WORK ITEM.
Your task is to find every line of the data that holds the string "patologie" and copy it.

(SOURCE RECORDS begins)

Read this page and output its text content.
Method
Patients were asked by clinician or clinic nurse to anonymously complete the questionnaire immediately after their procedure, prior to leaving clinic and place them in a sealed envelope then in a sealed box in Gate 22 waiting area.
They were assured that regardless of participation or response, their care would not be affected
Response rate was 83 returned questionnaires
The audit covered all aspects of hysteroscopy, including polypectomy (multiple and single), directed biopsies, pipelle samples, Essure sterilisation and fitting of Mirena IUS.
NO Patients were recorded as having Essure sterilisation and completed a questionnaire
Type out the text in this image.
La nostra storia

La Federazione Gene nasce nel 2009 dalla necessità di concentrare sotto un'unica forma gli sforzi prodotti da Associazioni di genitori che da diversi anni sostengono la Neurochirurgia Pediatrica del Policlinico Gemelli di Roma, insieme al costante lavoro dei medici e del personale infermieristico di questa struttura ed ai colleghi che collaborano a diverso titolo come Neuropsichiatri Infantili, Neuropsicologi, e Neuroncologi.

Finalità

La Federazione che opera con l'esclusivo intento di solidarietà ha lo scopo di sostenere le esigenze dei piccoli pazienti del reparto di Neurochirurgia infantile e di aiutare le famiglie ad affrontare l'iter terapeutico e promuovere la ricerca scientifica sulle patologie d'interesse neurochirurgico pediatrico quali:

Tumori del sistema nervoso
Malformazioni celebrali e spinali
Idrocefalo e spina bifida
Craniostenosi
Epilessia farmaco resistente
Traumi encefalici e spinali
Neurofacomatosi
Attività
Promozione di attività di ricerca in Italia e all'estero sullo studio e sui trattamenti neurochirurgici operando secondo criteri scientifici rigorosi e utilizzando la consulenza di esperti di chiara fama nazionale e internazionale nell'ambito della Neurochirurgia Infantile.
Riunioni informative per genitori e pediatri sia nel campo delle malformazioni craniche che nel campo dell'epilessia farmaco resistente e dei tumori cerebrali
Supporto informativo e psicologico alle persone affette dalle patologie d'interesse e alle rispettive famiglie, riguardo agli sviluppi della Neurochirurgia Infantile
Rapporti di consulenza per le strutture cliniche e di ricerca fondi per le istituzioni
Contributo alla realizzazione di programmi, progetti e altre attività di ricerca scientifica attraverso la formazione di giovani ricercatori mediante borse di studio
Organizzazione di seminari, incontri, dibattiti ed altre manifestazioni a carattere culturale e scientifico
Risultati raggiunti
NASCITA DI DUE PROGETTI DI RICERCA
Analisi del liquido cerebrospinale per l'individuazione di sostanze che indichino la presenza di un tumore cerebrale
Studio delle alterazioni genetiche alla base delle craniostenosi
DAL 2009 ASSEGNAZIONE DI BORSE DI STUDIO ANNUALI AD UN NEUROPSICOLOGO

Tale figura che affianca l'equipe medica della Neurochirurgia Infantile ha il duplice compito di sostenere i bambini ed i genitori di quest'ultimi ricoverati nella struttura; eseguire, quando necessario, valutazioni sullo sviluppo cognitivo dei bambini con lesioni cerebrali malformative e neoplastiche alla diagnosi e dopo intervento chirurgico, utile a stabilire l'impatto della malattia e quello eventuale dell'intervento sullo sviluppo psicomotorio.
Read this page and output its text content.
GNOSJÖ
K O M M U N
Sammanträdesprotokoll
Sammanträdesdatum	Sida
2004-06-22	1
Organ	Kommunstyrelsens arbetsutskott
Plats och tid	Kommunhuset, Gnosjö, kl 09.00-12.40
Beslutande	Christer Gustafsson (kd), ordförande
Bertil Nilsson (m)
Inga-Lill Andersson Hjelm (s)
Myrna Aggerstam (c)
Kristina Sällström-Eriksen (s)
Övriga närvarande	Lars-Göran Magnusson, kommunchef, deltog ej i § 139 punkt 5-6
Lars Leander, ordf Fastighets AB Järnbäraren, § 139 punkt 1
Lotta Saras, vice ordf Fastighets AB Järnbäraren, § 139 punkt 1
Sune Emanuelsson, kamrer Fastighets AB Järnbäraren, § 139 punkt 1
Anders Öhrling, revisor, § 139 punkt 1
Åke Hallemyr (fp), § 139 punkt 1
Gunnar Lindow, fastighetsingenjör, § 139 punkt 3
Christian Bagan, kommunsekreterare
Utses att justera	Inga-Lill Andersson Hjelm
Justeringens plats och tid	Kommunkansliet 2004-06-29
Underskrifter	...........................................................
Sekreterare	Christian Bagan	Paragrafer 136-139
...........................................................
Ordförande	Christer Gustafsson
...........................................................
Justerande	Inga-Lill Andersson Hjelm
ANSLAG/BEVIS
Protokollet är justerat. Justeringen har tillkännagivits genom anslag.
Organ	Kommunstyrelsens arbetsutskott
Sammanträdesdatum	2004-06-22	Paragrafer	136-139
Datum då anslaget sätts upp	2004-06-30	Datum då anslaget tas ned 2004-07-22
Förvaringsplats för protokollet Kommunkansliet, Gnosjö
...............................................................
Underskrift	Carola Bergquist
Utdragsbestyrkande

(SOURCE RECORDS ends)

EXERCISE ANSWER.
La Federazione che opera con l'esclusivo intento di solidarietà ha lo scopo di sostenere le esigenze dei piccoli pazienti del reparto di Neurochirurgia infantile e di aiutare le famiglie ad affrontare l'iter terapeutico e promuovere la ricerca scientifica sulle patologie d'interesse neurochirurgico pediatrico quali:
Supporto informativo e psicologico alle persone affette dalle patologie d'interesse e alle rispettive famiglie, riguardo agli sviluppi della Neurochirurgia Infantile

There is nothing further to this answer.